What the task asks
Quote the data below in full, please, without altering anything.

Given data
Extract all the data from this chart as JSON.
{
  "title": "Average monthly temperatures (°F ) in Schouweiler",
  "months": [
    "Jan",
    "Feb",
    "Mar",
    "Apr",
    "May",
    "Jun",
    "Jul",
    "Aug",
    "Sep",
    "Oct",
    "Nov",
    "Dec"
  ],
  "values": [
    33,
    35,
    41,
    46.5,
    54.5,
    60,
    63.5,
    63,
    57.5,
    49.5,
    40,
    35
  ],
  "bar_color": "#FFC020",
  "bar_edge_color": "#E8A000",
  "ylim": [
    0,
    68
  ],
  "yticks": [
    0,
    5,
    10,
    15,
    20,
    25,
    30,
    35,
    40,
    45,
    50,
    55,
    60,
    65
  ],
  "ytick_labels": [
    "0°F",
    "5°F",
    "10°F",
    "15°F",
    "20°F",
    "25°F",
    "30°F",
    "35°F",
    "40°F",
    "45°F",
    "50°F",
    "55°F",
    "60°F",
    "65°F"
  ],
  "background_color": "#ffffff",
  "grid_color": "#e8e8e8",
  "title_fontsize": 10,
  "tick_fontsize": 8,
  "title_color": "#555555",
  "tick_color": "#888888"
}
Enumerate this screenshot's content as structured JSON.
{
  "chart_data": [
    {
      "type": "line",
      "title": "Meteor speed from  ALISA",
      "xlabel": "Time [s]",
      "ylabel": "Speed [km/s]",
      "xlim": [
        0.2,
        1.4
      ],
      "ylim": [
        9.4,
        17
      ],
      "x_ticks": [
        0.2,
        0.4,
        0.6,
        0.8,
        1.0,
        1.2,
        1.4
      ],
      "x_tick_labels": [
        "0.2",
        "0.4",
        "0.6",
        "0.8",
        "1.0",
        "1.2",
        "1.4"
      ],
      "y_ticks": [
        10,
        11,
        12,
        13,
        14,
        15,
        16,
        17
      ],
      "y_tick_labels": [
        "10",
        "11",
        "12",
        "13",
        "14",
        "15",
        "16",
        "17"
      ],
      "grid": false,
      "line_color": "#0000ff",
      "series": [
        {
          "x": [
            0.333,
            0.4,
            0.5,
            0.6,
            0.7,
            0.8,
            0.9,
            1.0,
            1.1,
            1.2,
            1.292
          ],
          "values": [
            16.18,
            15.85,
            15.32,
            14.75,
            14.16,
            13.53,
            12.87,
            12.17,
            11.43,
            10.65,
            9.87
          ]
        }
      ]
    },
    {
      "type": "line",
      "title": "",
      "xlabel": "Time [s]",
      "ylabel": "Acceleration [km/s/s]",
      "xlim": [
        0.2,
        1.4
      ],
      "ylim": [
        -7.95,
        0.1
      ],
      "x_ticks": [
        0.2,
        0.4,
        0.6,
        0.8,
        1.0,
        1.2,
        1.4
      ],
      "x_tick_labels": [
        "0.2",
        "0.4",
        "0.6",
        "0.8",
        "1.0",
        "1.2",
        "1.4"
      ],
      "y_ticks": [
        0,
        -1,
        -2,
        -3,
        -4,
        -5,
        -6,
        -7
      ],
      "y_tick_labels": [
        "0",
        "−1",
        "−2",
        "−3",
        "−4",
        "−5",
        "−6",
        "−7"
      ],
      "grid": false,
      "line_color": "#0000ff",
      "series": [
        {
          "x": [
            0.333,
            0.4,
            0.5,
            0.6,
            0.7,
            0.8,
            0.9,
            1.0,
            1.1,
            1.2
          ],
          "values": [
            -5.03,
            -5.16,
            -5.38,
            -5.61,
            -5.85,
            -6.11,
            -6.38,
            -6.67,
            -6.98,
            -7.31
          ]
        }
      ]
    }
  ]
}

Complete answer
Extract all the data from this chart as JSON.
{
  "title": "Average monthly temperatures (°F ) in Schouweiler",
  "months": [
    "Jan",
    "Feb",
    "Mar",
    "Apr",
    "May",
    "Jun",
    "Jul",
    "Aug",
    "Sep",
    "Oct",
    "Nov",
    "Dec"
  ],
  "values": [
    33,
    35,
    41,
    46.5,
    54.5,
    60,
    63.5,
    63,
    57.5,
    49.5,
    40,
    35
  ],
  "bar_color": "#FFC020",
  "bar_edge_color": "#E8A000",
  "ylim": [
    0,
    68
  ],
  "yticks": [
    0,
    5,
    10,
    15,
    20,
    25,
    30,
    35,
    40,
    45,
    50,
    55,
    60,
    65
  ],
  "ytick_labels": [
    "0°F",
    "5°F",
    "10°F",
    "15°F",
    "20°F",
    "25°F",
    "30°F",
    "35°F",
    "40°F",
    "45°F",
    "50°F",
    "55°F",
    "60°F",
    "65°F"
  ],
  "background_color": "#ffffff",
  "grid_color": "#e8e8e8",
  "title_fontsize": 10,
  "tick_fontsize": 8,
  "title_color": "#555555",
  "tick_color": "#888888"
}
Enumerate this screenshot's content as structured JSON.
{
  "chart_data": [
    {
      "type": "line",
      "title": "Meteor speed from  ALISA",
      "xlabel": "Time [s]",
      "ylabel": "Speed [km/s]",
      "xlim": [
        0.2,
        1.4
      ],
      "ylim": [
        9.4,
        17
      ],
      "x_ticks": [
        0.2,
        0.4,
        0.6,
        0.8,
        1.0,
        1.2,
        1.4
      ],
      "x_tick_labels": [
        "0.2",
        "0.4",
        "0.6",
        "0.8",
        "1.0",
        "1.2",
        "1.4"
      ],
      "y_ticks": [
        10,
        11,
        12,
        13,
        14,
        15,
        16,
        17
      ],
      "y_tick_labels": [
        "10",
        "11",
        "12",
        "13",
        "14",
        "15",
        "16",
        "17"
      ],
      "grid": false,
      "line_color": "#0000ff",
      "series": [
        {
          "x": [
            0.333,
            0.4,
            0.5,
            0.6,
            0.7,
            0.8,
            0.9,
            1.0,
            1.1,
            1.2,
            1.292
          ],
          "values": [
            16.18,
            15.85,
            15.32,
            14.75,
            14.16,
            13.53,
            12.87,
            12.17,
            11.43,
            10.65,
            9.87
          ]
        }
      ]
    },
    {
      "type": "line",
      "title": "",
      "xlabel": "Time [s]",
      "ylabel": "Acceleration [km/s/s]",
      "xlim": [
        0.2,
        1.4
      ],
      "ylim": [
        -7.95,
        0.1
      ],
      "x_ticks": [
        0.2,
        0.4,
        0.6,
        0.8,
        1.0,
        1.2,
        1.4
      ],
      "x_tick_labels": [
        "0.2",
        "0.4",
        "0.6",
        "0.8",
        "1.0",
        "1.2",
        "1.4"
      ],
      "y_ticks": [
        0,
        -1,
        -2,
        -3,
        -4,
        -5,
        -6,
        -7
      ],
      "y_tick_labels": [
        "0",
        "−1",
        "−2",
        "−3",
        "−4",
        "−5",
        "−6",
        "−7"
      ],
      "grid": false,
      "line_color": "#0000ff",
      "series": [
        {
          "x": [
            0.333,
            0.4,
            0.5,
            0.6,
            0.7,
            0.8,
            0.9,
            1.0,
            1.1,
            1.2
          ],
          "values": [
            -5.03,
            -5.16,
            -5.38,
            -5.61,
            -5.85,
            -6.11,
            -6.38,
            -6.67,
            -6.98,
            -7.31
          ]
        }
      ]
    }
  ]
}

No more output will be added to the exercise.